Your objective: Identify the lines containing the word "thực". Copy each one.

++++ Data shown ++++

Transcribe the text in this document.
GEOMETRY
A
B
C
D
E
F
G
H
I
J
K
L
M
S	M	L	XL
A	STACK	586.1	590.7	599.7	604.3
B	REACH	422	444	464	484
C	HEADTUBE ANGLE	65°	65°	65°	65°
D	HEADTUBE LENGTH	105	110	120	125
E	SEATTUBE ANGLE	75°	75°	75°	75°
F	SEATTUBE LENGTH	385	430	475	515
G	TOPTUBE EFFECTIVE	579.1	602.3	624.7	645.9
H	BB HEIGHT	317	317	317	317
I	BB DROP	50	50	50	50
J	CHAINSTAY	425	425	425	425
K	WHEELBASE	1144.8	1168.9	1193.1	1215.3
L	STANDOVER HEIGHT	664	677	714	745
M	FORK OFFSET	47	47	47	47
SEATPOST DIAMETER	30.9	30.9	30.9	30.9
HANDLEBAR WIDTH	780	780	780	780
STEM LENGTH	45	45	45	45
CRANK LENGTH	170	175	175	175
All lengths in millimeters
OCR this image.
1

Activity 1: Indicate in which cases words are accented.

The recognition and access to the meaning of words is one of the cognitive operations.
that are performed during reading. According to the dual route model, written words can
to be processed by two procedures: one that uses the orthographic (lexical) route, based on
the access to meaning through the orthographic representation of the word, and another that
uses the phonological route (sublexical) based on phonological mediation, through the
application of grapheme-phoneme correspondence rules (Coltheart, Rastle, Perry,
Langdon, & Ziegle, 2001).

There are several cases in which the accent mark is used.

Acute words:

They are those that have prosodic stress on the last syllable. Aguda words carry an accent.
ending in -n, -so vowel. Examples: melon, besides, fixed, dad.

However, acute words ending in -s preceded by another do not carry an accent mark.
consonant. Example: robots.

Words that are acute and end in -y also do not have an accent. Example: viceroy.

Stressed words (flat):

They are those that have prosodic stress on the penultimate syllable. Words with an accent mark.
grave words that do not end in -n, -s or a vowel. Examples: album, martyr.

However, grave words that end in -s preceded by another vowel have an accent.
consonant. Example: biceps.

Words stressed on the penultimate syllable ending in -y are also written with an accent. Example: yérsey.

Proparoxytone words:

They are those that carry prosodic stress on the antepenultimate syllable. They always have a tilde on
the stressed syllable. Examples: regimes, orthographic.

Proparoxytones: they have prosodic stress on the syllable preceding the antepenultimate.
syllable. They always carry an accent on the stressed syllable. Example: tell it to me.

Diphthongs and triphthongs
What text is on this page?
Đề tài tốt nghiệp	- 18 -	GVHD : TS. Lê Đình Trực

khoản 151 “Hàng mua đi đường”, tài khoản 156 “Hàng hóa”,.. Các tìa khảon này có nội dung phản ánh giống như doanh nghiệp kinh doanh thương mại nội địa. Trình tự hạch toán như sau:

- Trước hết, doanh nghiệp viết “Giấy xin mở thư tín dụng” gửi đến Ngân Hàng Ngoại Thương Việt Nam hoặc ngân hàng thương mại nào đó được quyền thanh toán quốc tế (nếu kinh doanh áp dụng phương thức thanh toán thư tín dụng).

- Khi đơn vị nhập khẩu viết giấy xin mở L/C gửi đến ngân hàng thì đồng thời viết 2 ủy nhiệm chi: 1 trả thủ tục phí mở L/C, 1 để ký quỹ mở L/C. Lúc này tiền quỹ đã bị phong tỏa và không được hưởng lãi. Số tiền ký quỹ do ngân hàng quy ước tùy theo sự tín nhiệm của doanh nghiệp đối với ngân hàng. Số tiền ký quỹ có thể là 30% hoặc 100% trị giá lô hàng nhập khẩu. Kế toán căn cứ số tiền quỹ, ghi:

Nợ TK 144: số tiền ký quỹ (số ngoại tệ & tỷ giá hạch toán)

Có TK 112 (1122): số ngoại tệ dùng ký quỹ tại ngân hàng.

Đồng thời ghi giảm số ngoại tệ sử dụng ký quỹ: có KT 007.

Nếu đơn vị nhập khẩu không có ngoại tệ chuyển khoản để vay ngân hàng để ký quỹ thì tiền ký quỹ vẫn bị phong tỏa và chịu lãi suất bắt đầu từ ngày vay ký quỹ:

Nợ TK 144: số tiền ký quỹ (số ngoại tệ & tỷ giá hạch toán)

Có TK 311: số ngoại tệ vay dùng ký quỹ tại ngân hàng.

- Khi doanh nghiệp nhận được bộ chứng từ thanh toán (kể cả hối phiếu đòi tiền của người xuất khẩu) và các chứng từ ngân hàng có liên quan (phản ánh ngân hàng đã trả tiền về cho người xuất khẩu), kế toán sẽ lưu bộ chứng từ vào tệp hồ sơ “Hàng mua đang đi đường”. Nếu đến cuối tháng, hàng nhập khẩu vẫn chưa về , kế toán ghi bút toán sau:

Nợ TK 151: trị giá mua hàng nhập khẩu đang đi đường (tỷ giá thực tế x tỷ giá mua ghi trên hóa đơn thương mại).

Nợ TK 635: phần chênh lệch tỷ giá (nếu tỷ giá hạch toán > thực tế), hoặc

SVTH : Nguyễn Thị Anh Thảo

++++

The completed task:
Nợ TK 151: trị giá mua hàng nhập khẩu đang đi đường (tỷ giá thực tế x tỷ giá mua ghi trên hóa đơn thương mại).
Nợ TK 635: phần chênh lệch tỷ giá (nếu tỷ giá hạch toán > thực tế), hoặc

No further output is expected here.